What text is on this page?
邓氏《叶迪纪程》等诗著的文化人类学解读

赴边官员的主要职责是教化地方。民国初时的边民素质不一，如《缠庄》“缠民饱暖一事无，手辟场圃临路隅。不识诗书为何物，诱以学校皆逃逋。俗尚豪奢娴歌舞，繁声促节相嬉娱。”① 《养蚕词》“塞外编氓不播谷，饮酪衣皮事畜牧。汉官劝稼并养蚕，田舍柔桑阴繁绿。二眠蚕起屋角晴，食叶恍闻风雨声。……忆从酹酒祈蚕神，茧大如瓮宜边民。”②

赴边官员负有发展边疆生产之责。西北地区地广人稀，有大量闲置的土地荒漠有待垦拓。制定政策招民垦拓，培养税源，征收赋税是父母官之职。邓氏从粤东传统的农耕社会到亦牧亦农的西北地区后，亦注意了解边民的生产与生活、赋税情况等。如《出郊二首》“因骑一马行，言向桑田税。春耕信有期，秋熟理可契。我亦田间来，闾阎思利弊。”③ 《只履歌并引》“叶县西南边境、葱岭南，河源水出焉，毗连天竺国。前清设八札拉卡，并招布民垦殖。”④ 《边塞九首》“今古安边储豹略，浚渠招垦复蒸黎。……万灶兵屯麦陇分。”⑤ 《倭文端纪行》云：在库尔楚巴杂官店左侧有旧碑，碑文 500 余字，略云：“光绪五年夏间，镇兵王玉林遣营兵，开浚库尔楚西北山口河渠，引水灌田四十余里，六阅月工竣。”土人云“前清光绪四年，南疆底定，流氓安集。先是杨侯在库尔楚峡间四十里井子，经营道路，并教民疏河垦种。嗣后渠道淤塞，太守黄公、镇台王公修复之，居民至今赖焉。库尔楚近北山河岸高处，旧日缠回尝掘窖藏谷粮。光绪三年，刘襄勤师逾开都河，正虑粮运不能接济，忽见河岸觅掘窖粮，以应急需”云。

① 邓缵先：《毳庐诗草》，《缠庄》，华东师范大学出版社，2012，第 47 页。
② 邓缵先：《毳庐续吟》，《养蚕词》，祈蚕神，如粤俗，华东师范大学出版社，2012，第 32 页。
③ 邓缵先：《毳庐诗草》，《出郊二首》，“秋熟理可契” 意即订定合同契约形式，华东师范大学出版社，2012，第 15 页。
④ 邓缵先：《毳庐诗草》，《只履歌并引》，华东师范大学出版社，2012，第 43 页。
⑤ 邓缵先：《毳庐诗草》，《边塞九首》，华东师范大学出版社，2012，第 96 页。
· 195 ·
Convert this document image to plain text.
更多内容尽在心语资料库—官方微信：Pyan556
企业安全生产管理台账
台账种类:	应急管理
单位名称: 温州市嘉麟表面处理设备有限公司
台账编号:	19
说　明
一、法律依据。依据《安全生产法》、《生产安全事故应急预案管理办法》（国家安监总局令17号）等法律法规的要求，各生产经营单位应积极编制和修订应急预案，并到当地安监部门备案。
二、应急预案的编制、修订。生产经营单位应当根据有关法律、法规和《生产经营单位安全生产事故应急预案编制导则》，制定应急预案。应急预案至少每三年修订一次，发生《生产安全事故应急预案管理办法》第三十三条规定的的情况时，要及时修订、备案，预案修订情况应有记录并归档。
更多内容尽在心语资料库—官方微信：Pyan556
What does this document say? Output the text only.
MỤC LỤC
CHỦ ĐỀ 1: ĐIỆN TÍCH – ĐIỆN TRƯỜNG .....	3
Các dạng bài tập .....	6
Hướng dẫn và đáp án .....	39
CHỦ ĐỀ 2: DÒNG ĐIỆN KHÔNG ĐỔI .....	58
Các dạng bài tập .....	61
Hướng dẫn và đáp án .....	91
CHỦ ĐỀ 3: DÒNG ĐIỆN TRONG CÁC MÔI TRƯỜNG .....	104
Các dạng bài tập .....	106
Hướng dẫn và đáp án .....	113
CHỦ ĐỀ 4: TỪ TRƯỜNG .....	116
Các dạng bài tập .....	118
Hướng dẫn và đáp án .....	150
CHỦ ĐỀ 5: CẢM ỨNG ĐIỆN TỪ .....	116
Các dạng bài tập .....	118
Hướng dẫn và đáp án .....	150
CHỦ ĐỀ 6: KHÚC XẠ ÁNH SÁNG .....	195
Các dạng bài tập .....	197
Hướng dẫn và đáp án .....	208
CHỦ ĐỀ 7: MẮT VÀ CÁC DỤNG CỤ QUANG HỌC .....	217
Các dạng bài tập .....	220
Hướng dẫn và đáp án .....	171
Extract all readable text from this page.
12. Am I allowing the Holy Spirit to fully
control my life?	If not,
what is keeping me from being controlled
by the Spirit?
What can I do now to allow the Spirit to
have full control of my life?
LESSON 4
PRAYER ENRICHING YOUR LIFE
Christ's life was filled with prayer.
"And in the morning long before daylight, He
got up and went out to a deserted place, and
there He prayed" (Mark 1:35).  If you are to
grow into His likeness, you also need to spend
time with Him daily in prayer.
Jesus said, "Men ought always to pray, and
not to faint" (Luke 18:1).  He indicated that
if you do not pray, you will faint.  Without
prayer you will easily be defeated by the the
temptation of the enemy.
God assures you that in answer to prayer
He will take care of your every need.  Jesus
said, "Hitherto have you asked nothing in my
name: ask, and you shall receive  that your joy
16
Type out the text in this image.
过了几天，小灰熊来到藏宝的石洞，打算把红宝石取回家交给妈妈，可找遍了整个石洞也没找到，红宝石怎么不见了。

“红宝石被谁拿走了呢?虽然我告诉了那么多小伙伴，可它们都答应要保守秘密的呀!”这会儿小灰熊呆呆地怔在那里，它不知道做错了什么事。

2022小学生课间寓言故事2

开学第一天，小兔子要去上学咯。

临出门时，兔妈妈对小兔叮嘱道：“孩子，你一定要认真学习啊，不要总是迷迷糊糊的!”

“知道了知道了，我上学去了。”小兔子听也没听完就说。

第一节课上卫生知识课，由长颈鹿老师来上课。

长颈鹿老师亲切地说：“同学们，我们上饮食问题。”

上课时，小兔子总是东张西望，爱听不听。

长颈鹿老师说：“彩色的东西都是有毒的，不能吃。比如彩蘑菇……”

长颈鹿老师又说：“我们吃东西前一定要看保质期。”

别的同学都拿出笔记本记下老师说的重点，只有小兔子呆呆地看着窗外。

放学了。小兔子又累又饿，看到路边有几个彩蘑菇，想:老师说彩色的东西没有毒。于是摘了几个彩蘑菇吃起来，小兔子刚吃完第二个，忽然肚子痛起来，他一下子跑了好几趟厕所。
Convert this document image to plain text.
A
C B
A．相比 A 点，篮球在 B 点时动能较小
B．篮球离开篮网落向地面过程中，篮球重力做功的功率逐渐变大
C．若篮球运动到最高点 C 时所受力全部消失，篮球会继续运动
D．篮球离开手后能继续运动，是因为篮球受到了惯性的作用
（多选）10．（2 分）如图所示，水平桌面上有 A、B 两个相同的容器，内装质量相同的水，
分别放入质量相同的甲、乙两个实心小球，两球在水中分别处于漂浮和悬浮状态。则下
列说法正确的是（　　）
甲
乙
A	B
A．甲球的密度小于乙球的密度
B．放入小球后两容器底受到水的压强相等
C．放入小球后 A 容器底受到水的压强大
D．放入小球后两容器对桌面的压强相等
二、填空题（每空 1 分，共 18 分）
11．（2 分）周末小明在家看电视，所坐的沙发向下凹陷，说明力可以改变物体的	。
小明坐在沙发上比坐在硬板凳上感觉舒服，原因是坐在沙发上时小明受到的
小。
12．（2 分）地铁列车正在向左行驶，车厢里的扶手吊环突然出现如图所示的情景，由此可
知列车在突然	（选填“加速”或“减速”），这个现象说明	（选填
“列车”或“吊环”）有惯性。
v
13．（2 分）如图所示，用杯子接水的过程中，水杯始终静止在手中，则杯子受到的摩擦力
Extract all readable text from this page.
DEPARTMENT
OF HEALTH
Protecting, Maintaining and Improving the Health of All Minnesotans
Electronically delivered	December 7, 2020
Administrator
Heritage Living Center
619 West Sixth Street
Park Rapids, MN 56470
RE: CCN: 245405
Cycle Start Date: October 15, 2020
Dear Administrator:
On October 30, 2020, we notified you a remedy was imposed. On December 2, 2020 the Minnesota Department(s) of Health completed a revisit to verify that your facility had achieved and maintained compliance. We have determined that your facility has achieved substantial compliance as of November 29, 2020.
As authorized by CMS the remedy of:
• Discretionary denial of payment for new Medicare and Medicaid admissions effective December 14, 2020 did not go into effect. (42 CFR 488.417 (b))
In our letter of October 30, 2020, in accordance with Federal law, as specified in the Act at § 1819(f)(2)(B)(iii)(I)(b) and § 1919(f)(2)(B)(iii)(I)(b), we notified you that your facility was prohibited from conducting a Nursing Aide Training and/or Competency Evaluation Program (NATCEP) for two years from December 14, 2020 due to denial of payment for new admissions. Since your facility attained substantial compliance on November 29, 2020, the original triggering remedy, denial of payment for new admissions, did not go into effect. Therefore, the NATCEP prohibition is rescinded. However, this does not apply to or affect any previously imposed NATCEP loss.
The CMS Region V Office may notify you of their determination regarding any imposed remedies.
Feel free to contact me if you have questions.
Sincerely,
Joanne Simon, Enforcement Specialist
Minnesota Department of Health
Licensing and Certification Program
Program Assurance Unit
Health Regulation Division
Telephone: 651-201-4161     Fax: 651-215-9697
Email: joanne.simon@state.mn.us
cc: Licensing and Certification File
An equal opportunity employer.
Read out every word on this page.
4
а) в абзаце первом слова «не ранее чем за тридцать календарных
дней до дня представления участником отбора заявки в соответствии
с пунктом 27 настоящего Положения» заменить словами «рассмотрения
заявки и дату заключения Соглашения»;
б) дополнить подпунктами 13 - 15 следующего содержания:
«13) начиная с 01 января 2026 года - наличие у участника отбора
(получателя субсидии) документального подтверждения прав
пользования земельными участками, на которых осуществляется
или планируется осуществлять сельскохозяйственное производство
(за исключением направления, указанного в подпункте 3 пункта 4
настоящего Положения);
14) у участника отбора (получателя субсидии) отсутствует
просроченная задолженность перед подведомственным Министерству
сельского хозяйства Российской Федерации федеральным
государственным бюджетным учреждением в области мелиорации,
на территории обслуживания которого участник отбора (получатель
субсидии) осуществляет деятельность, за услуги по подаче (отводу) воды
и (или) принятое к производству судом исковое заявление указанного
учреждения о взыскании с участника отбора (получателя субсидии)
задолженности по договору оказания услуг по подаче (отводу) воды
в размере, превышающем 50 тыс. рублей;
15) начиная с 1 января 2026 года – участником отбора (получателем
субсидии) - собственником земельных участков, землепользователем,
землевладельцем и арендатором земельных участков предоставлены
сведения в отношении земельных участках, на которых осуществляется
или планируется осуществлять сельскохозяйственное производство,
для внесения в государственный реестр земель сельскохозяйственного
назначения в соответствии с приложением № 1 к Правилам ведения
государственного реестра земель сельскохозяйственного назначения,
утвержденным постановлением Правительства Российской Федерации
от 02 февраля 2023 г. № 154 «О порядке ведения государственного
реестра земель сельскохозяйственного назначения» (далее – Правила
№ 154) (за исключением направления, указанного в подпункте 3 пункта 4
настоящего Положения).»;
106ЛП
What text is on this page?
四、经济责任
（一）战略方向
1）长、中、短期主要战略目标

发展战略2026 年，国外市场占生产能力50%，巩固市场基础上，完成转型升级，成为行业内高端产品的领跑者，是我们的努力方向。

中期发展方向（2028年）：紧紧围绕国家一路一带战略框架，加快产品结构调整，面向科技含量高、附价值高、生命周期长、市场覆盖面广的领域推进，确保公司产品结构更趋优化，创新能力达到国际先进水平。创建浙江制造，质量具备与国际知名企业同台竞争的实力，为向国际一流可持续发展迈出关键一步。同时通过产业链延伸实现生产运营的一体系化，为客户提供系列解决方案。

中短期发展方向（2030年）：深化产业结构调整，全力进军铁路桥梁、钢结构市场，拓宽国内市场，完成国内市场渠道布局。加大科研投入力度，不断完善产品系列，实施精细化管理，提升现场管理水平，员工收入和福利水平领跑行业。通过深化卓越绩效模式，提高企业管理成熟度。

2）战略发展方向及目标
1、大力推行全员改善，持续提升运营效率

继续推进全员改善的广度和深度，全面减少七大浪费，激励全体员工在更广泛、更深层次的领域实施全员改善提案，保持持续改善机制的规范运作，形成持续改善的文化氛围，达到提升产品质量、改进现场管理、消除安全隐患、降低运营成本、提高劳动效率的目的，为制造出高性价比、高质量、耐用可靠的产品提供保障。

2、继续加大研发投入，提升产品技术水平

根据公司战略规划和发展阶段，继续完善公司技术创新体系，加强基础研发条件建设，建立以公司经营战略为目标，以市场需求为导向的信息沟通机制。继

● ● ● ● ●

- **REQUIRED TASK**
Pull out each line of the listing that holds the string "dạng".

- **TASK RESPONSE**
Các dạng bài tập .....	6
Các dạng bài tập .....	61
Các dạng bài tập .....	106
Các dạng bài tập .....	118
Các dạng bài tập .....	118
Các dạng bài tập .....	197
Các dạng bài tập .....	220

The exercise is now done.